**Set problem**
Look through the lines below and extract any with the word "JDBC".

— Start of Material for this exercise —

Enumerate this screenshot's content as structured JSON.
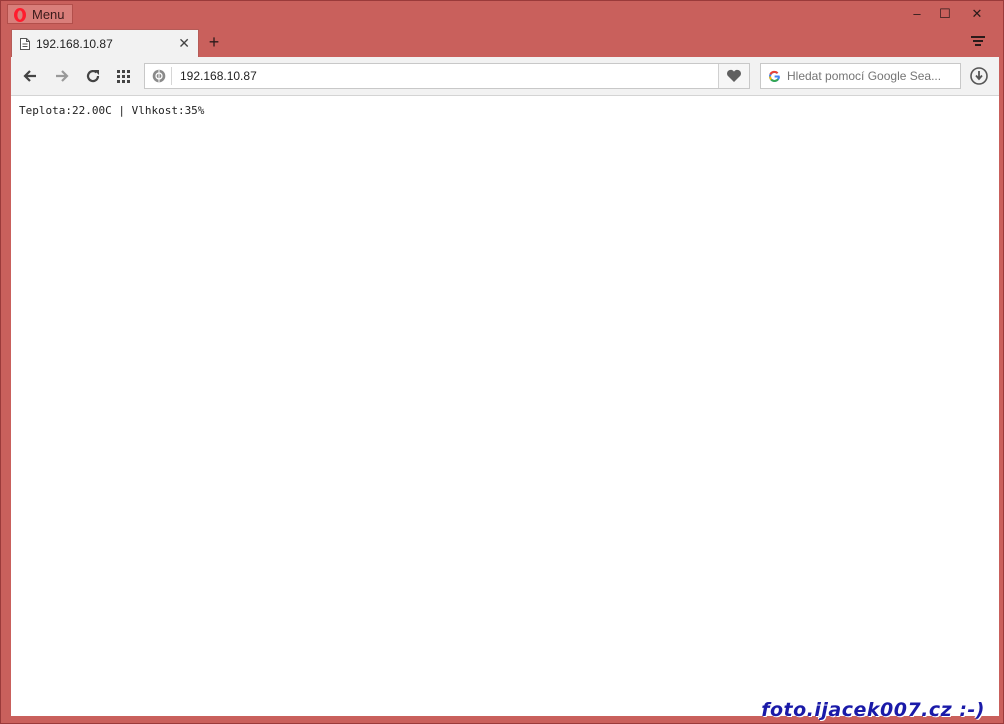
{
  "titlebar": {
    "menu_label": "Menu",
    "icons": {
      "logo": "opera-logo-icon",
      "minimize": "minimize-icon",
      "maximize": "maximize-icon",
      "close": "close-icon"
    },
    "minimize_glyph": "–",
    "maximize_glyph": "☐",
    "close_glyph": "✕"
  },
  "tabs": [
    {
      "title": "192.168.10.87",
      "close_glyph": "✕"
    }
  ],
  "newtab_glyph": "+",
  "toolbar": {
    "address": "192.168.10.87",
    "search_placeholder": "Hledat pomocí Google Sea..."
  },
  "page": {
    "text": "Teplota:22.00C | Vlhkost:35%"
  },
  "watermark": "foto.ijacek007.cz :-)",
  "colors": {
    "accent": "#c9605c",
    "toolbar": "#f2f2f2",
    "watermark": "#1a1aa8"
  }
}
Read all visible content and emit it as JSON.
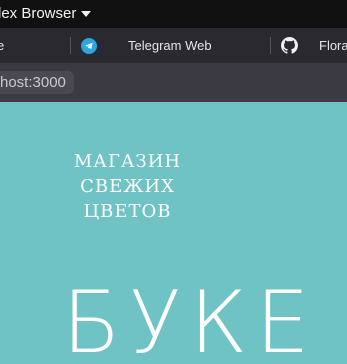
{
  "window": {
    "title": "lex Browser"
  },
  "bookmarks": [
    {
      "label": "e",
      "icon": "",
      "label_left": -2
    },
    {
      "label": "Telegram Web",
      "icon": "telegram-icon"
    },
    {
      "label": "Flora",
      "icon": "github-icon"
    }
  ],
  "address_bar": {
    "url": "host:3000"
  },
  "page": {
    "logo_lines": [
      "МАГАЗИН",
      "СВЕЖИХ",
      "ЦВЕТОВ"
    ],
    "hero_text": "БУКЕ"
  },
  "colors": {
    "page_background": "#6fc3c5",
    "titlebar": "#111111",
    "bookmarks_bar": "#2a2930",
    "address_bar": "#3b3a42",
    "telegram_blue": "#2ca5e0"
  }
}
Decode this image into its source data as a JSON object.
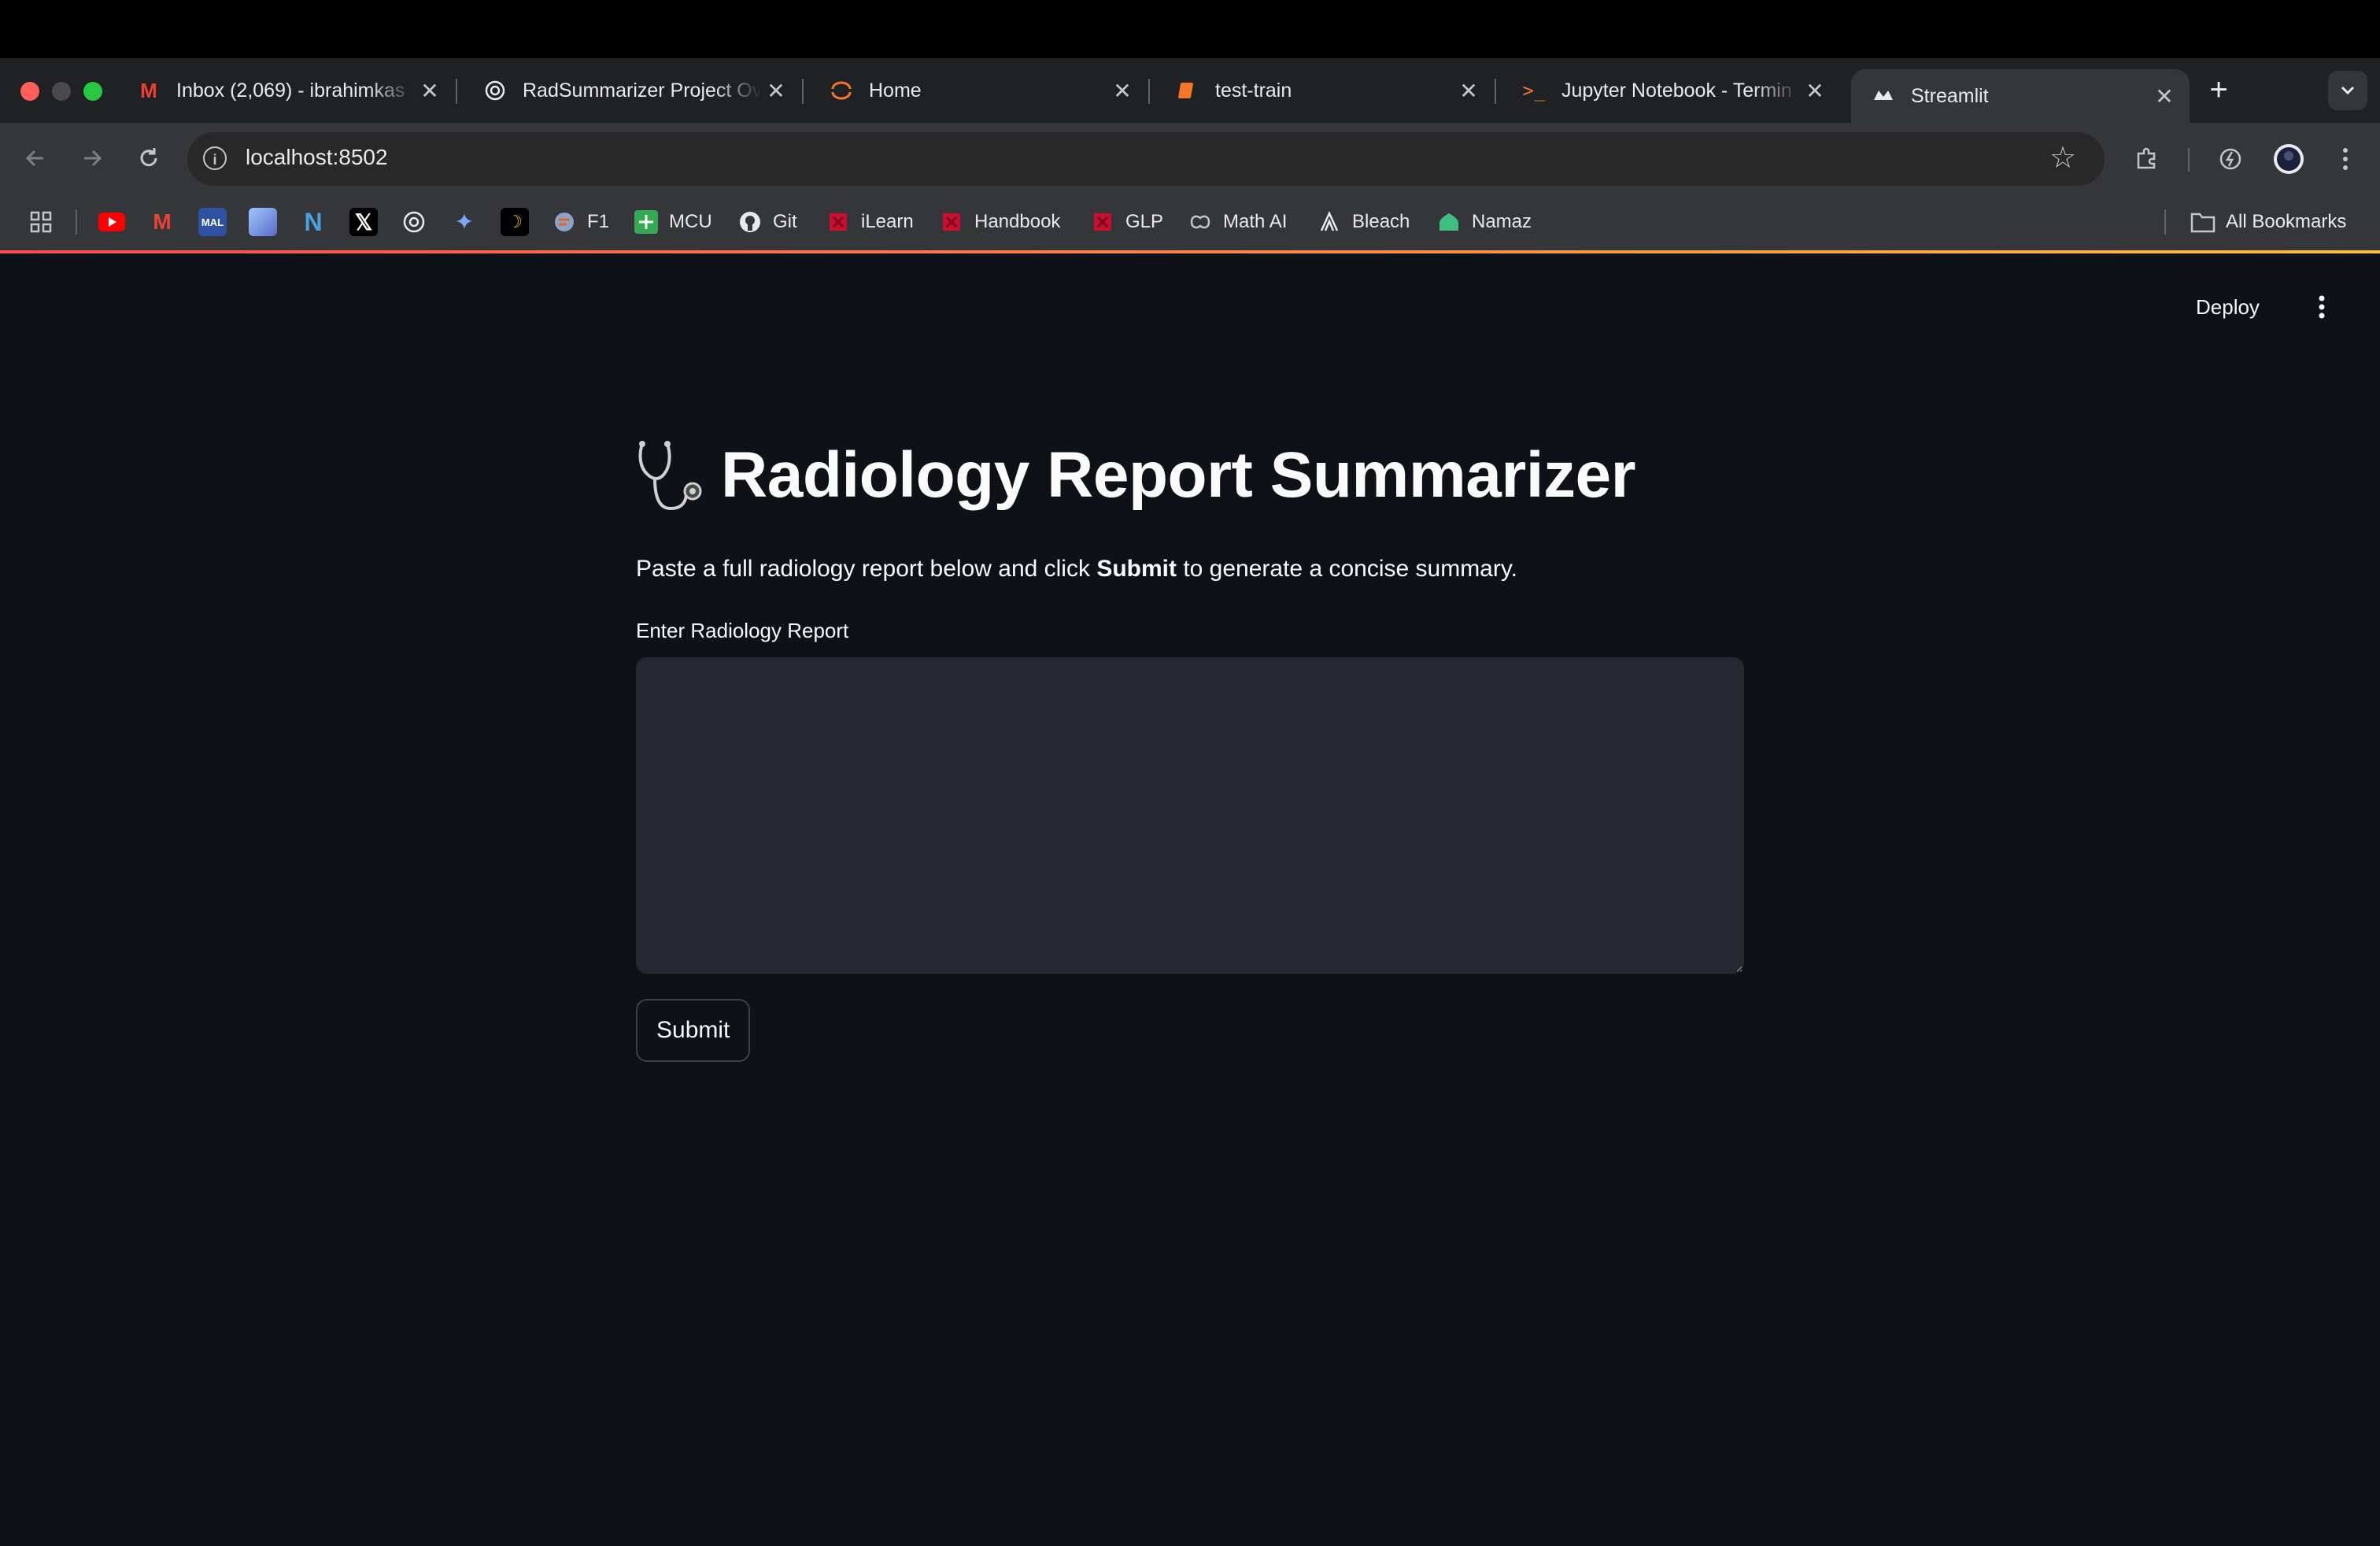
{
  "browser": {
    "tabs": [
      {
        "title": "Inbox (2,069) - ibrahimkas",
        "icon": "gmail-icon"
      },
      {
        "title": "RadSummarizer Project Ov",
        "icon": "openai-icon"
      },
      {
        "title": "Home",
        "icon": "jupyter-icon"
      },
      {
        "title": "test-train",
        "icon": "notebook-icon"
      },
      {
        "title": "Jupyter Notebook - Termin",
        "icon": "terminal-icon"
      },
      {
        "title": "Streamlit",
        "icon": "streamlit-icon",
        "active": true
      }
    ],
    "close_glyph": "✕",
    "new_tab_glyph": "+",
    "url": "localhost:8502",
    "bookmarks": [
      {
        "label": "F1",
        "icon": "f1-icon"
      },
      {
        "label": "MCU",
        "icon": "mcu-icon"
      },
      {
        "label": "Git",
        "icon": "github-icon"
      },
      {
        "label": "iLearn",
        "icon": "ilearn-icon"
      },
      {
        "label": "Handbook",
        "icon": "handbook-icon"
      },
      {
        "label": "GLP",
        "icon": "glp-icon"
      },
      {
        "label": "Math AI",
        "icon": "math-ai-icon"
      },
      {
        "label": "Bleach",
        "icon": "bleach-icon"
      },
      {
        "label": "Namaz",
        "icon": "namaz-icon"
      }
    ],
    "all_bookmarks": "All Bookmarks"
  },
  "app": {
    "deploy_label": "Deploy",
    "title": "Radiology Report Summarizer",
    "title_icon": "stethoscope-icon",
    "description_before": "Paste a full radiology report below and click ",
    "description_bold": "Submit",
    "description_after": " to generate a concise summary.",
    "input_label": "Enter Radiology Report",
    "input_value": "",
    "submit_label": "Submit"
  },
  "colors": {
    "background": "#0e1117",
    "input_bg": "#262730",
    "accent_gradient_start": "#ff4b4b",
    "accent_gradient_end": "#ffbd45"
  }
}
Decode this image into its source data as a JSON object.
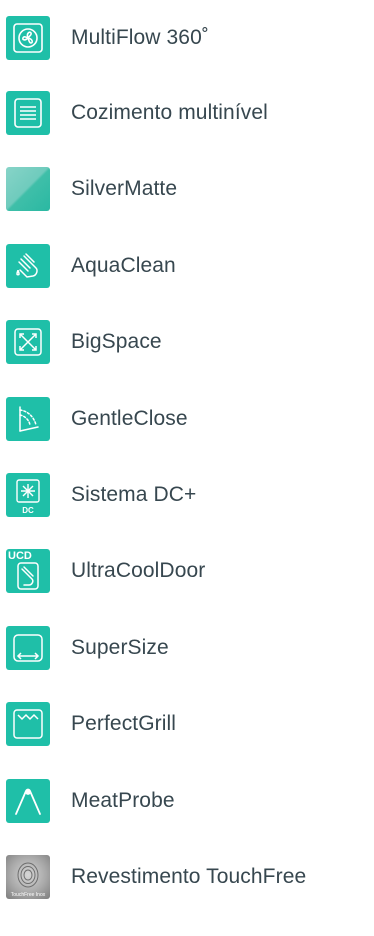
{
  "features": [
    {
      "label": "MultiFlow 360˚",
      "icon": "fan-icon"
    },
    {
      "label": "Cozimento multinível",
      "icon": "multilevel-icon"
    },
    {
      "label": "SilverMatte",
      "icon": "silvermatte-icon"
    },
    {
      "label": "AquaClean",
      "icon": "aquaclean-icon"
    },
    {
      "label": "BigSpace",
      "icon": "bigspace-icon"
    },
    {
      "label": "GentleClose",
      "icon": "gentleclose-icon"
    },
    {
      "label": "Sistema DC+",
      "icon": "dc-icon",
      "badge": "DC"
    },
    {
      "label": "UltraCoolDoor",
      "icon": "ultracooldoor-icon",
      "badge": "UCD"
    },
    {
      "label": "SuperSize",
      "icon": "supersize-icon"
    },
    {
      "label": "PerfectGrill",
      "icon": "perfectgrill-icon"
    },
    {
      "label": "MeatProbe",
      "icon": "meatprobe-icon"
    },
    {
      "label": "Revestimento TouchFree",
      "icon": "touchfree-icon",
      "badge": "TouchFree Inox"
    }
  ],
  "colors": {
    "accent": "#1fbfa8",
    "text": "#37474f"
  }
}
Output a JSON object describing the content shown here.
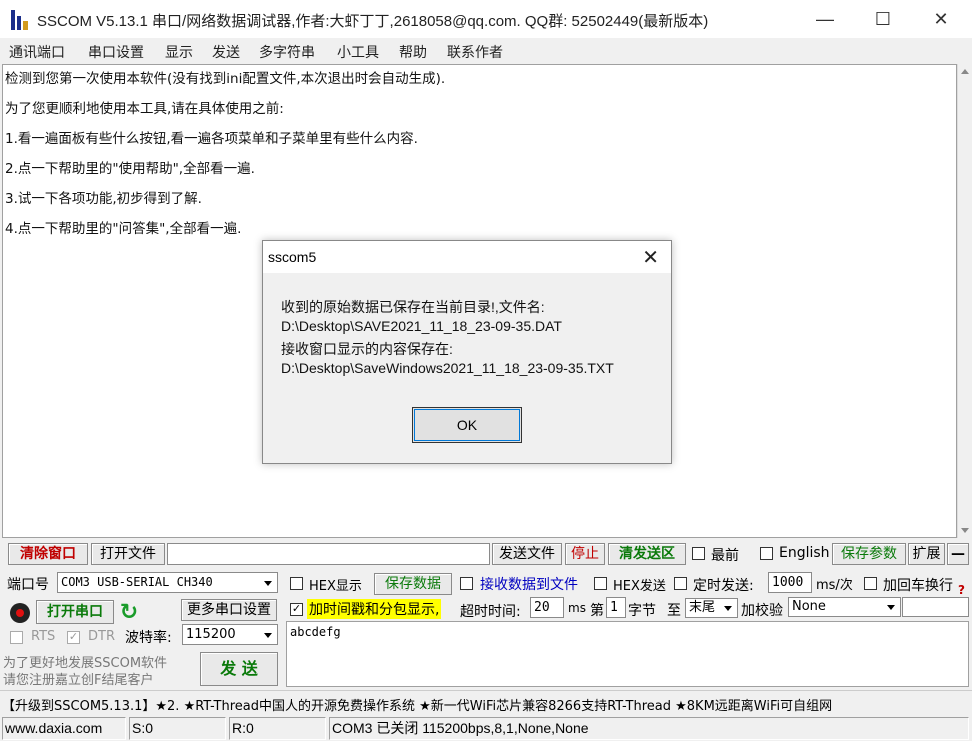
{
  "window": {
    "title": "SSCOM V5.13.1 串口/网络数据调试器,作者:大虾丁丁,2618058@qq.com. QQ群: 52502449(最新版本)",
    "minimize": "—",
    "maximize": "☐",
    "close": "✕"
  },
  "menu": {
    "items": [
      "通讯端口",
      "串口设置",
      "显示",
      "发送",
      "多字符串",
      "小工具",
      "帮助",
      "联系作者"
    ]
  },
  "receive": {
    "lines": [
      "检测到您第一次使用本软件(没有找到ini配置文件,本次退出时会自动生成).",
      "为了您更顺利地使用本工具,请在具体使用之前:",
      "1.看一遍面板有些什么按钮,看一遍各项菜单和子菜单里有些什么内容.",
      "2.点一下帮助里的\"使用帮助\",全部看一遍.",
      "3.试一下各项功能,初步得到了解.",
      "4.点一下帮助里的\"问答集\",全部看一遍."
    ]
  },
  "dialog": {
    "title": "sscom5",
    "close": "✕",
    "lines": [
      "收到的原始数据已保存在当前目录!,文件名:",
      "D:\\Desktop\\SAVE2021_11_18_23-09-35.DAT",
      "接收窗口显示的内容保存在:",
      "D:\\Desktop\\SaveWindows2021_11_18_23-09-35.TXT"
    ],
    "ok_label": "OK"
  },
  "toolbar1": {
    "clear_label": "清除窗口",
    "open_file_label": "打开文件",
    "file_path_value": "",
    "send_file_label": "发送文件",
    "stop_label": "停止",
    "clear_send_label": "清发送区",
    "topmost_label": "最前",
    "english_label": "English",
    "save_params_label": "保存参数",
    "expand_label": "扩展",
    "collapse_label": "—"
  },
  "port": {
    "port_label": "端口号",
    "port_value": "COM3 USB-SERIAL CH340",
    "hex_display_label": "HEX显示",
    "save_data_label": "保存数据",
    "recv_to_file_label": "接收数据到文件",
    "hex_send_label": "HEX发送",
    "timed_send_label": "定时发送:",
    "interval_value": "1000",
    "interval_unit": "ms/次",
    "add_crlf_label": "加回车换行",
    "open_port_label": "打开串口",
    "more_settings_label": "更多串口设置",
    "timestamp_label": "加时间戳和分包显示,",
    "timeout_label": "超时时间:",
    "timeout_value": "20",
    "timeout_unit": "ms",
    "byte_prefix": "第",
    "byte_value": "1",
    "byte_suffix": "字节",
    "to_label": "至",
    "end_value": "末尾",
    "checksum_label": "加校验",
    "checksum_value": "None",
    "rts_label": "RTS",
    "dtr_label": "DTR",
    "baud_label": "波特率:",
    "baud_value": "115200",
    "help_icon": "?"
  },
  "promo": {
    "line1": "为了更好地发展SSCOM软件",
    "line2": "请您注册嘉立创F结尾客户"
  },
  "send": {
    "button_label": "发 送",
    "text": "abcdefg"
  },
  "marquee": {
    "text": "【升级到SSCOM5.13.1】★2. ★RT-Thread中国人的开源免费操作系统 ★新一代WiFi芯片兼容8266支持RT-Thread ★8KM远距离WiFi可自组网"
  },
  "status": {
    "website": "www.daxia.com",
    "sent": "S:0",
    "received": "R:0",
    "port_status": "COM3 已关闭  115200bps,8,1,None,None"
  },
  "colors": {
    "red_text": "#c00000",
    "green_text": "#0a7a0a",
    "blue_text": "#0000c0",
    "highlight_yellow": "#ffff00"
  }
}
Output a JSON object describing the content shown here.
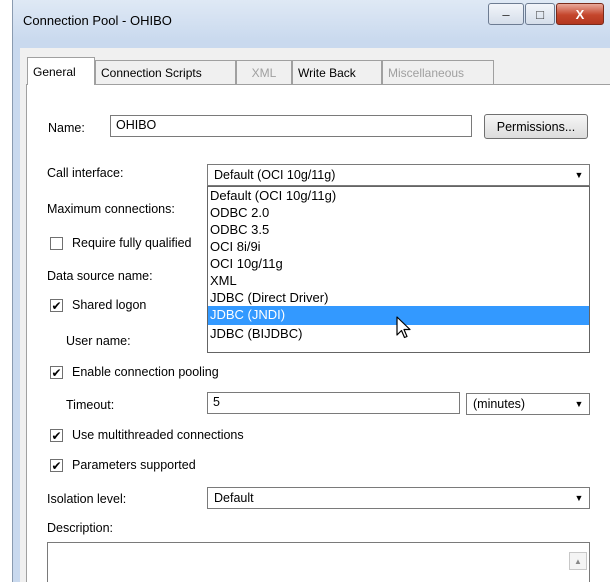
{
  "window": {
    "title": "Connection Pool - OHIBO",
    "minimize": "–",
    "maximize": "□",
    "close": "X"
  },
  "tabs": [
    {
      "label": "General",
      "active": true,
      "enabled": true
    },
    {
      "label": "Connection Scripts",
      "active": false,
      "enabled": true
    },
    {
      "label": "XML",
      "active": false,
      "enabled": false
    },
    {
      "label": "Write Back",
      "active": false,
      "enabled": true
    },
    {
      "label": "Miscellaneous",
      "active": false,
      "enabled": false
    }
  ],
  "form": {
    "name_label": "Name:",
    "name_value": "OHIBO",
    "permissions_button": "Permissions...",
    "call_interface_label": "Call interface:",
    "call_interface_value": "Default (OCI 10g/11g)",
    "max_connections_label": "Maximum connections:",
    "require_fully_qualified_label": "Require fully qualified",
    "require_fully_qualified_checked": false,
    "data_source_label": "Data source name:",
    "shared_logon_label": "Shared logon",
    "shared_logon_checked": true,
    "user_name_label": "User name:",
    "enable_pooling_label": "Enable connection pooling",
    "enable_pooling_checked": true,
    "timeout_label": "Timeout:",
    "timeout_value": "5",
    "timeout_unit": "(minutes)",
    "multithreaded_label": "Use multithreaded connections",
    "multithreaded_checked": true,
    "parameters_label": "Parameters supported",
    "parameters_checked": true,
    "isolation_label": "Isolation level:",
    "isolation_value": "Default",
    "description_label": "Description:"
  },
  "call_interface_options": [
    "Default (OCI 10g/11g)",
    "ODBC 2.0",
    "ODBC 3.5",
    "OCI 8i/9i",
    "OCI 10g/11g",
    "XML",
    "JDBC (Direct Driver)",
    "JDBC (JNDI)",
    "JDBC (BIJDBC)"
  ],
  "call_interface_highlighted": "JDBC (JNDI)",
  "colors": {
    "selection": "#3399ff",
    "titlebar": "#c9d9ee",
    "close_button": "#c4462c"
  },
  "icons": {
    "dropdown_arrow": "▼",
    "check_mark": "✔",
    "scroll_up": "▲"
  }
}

— End of Material for this exercise —

**Result**
    "JDBC (Direct Driver)",
    "JDBC (JNDI)",
    "JDBC (BIJDBC)"
  "call_interface_highlighted": "JDBC (JNDI)",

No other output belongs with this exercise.